══ Material

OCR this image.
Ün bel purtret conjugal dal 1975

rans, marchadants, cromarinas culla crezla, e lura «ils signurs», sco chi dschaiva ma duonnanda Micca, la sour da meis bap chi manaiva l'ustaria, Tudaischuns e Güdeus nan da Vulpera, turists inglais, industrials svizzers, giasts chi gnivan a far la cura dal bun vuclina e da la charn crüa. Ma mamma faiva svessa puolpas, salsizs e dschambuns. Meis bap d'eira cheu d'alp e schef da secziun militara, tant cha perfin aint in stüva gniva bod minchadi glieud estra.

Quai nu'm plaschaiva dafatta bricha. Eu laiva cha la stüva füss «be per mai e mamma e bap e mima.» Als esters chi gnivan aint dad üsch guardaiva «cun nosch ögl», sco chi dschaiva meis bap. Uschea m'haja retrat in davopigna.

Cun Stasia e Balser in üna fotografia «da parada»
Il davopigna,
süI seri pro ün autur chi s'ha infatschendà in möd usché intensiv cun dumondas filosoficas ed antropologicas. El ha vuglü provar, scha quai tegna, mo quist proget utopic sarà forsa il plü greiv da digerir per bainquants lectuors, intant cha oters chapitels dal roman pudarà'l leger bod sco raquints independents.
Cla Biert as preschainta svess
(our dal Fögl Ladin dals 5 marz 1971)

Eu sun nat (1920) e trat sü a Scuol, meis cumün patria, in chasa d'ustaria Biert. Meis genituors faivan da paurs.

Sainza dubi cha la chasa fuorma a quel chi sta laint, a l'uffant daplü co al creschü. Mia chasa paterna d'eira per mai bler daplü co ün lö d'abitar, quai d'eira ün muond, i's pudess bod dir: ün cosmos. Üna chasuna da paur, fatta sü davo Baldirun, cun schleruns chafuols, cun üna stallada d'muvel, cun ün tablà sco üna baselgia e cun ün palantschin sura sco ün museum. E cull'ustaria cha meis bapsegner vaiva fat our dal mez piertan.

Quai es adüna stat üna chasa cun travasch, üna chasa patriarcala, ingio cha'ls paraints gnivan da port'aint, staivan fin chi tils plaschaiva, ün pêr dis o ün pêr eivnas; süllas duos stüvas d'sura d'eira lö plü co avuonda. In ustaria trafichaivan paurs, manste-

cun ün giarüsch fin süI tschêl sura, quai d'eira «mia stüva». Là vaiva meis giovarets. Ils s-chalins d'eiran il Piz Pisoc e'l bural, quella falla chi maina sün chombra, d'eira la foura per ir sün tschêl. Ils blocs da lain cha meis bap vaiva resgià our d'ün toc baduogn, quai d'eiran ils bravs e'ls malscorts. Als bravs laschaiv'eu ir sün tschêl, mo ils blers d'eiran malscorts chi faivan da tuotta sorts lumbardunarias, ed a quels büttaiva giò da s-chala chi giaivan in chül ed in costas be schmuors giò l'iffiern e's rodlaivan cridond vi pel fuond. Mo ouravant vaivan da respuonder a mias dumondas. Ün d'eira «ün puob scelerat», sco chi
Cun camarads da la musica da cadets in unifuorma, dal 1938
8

════

> _Instruction_:
Transcribe every record above exactly as it appears.

> _Task solution_:
OCR this image.
Ün bel purtret conjugal dal 1975

rans, marchadants, cromarinas culla crezla, e lura «ils signurs», sco chi dschaiva ma duonnanda Micca, la sour da meis bap chi manaiva l'ustaria, Tudaischuns e Güdeus nan da Vulpera, turists inglais, industrials svizzers, giasts chi gnivan a far la cura dal bun vuclina e da la charn crüa. Ma mamma faiva svessa puolpas, salsizs e dschambuns. Meis bap d'eira cheu d'alp e schef da secziun militara, tant cha perfin aint in stüva gniva bod minchadi glieud estra.

Quai nu'm plaschaiva dafatta bricha. Eu laiva cha la stüva füss «be per mai e mamma e bap e mima.» Als esters chi gnivan aint dad üsch guardaiva «cun nosch ögl», sco chi dschaiva meis bap. Uschea m'haja retrat in davopigna.

Cun Stasia e Balser in üna fotografia «da parada»
Il davopigna,
süI seri pro ün autur chi s'ha infatschendà in möd usché intensiv cun dumondas filosoficas ed antropologicas. El ha vuglü provar, scha quai tegna, mo quist proget utopic sarà forsa il plü greiv da digerir per bainquants lectuors, intant cha oters chapitels dal roman pudarà'l leger bod sco raquints independents.
Cla Biert as preschainta svess
(our dal Fögl Ladin dals 5 marz 1971)

Eu sun nat (1920) e trat sü a Scuol, meis cumün patria, in chasa d'ustaria Biert. Meis genituors faivan da paurs.

Sainza dubi cha la chasa fuorma a quel chi sta laint, a l'uffant daplü co al creschü. Mia chasa paterna d'eira per mai bler daplü co ün lö d'abitar, quai d'eira ün muond, i's pudess bod dir: ün cosmos. Üna chasuna da paur, fatta sü davo Baldirun, cun schleruns chafuols, cun üna stallada d'muvel, cun ün tablà sco üna baselgia e cun ün palantschin sura sco ün museum. E cull'ustaria cha meis bapsegner vaiva fat our dal mez piertan.

Quai es adüna stat üna chasa cun travasch, üna chasa patriarcala, ingio cha'ls paraints gnivan da port'aint, staivan fin chi tils plaschaiva, ün pêr dis o ün pêr eivnas; süllas duos stüvas d'sura d'eira lö plü co avuonda. In ustaria trafichaivan paurs, manste-

cun ün giarüsch fin süI tschêl sura, quai d'eira «mia stüva». Là vaiva meis giovarets. Ils s-chalins d'eiran il Piz Pisoc e'l bural, quella falla chi maina sün chombra, d'eira la foura per ir sün tschêl. Ils blocs da lain cha meis bap vaiva resgià our d'ün toc baduogn, quai d'eiran ils bravs e'ls malscorts. Als bravs laschaiv'eu ir sün tschêl, mo ils blers d'eiran malscorts chi faivan da tuotta sorts lumbardunarias, ed a quels büttaiva giò da s-chala chi giaivan in chül ed in costas be schmuors giò l'iffiern e's rodlaivan cridond vi pel fuond. Mo ouravant vaivan da respuonder a mias dumondas. Ün d'eira «ün puob scelerat», sco chi
Cun camarads da la musica da cadets in unifuorma, dal 1938
8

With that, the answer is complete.